START MATERIAL FOR THIS EXERCISE

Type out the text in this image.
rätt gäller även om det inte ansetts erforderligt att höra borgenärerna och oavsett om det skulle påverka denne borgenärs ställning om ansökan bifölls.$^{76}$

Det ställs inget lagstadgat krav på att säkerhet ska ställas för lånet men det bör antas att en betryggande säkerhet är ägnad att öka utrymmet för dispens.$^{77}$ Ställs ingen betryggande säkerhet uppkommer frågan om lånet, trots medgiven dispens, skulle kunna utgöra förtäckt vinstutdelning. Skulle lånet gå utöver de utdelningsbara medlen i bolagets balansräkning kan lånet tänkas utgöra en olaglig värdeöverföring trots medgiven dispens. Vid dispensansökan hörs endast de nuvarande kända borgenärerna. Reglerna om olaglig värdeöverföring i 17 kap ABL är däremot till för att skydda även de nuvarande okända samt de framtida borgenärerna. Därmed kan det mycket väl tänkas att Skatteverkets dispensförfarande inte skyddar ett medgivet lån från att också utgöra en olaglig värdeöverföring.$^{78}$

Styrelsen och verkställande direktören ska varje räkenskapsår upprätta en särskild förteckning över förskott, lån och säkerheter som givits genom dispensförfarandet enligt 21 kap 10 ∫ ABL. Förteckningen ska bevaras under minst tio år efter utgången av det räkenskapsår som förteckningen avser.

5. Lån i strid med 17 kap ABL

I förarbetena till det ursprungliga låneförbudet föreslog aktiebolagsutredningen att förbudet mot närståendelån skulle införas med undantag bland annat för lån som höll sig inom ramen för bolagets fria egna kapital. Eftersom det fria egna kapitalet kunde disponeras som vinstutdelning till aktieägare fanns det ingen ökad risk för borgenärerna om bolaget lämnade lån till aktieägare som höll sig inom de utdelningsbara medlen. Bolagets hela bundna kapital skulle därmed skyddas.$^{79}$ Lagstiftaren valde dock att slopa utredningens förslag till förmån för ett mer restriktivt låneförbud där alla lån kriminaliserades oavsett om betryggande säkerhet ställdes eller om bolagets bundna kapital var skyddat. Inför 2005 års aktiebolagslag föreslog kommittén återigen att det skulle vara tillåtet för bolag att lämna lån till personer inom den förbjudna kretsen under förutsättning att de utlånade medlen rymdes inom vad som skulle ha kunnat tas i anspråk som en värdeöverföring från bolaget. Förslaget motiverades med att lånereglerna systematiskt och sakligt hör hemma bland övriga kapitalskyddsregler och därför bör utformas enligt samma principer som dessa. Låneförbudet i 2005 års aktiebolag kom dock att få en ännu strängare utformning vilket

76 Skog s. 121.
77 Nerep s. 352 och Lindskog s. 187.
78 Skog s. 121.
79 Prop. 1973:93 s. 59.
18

END MATERIAL FOR THIS EXERCISE

WORK TASK
Copy each line of the listing that includes "även".

RESULT OF THE TASK
rätt gäller även om det inte ansetts erforderligt att höra borgenärerna och oavsett om det skulle påverka denne borgenärs ställning om ansökan bifölls.$^{76}$
Det ställs inget lagstadgat krav på att säkerhet ska ställas för lånet men det bör antas att en betryggande säkerhet är ägnad att öka utrymmet för dispens.$^{77}$ Ställs ingen betryggande säkerhet uppkommer frågan om lånet, trots medgiven dispens, skulle kunna utgöra förtäckt vinstutdelning. Skulle lånet gå utöver de utdelningsbara medlen i bolagets balansräkning kan lånet tänkas utgöra en olaglig värdeöverföring trots medgiven dispens. Vid dispensansökan hörs endast de nuvarande kända borgenärerna. Reglerna om olaglig värdeöverföring i 17 kap ABL är däremot till för att skydda även de nuvarande okända samt de framtida borgenärerna. Därmed kan det mycket väl tänkas att Skatteverkets dispensförfarande inte skyddar ett medgivet lån från att också utgöra en olaglig värdeöverföring.$^{78}$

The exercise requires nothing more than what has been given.